» **What is expected**
Your answer should be a single number: the count of lines in the records below containing the word "ylabel".

___ Data to use ___

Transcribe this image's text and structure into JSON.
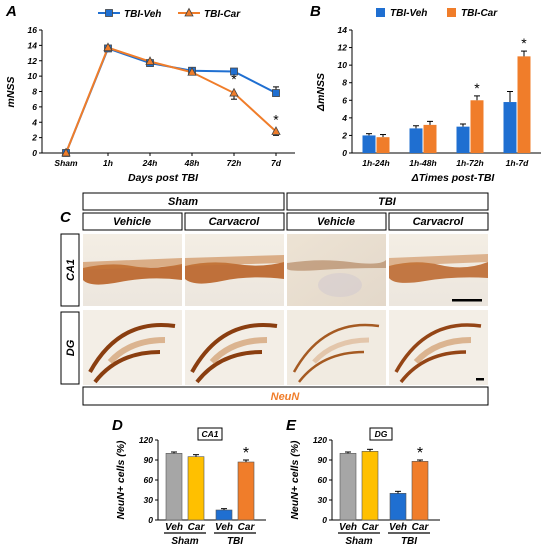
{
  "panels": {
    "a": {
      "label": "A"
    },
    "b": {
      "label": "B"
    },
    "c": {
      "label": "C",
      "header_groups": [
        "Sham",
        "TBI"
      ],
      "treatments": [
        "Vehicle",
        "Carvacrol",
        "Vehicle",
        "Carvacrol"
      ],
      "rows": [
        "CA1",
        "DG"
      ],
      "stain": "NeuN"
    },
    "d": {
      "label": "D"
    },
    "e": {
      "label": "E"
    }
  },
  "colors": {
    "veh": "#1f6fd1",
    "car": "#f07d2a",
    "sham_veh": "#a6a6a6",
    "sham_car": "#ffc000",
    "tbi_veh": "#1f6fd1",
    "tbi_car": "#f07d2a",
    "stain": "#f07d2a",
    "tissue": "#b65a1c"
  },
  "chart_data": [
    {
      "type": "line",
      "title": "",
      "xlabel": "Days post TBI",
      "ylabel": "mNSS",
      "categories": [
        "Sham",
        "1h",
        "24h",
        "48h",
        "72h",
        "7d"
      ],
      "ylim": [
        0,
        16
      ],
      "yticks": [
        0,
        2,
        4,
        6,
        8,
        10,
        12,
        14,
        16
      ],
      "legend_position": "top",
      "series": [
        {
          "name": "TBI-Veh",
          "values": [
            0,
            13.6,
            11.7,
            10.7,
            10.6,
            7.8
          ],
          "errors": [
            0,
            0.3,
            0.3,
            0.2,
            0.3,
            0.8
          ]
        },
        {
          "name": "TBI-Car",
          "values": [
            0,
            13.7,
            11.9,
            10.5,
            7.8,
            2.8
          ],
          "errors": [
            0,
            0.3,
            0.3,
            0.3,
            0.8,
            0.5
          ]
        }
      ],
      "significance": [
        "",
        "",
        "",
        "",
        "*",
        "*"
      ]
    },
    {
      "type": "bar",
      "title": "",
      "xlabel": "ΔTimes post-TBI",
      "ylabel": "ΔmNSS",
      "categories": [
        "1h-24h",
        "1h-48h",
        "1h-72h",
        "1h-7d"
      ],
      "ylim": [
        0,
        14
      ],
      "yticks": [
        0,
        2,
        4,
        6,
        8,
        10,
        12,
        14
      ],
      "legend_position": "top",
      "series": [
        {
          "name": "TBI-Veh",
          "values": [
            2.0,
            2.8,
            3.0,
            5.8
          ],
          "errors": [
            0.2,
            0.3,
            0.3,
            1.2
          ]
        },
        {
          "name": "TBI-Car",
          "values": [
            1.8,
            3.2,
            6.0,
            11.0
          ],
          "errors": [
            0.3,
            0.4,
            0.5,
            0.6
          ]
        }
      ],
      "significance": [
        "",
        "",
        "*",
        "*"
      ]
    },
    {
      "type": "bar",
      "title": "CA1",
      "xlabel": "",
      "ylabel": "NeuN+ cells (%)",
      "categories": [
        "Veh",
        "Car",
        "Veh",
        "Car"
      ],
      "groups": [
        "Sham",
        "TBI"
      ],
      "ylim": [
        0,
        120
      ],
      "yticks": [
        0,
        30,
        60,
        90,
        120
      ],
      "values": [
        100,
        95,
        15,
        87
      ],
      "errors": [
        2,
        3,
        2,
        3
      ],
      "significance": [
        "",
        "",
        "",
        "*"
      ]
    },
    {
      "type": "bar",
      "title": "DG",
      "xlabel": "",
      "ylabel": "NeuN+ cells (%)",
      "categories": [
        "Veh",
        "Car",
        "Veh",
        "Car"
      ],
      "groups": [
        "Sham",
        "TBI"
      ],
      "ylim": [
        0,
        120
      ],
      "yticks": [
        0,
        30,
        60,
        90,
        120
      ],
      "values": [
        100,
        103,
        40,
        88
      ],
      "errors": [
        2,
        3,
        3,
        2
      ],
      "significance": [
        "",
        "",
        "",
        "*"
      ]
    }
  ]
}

___

» **Written answer**
4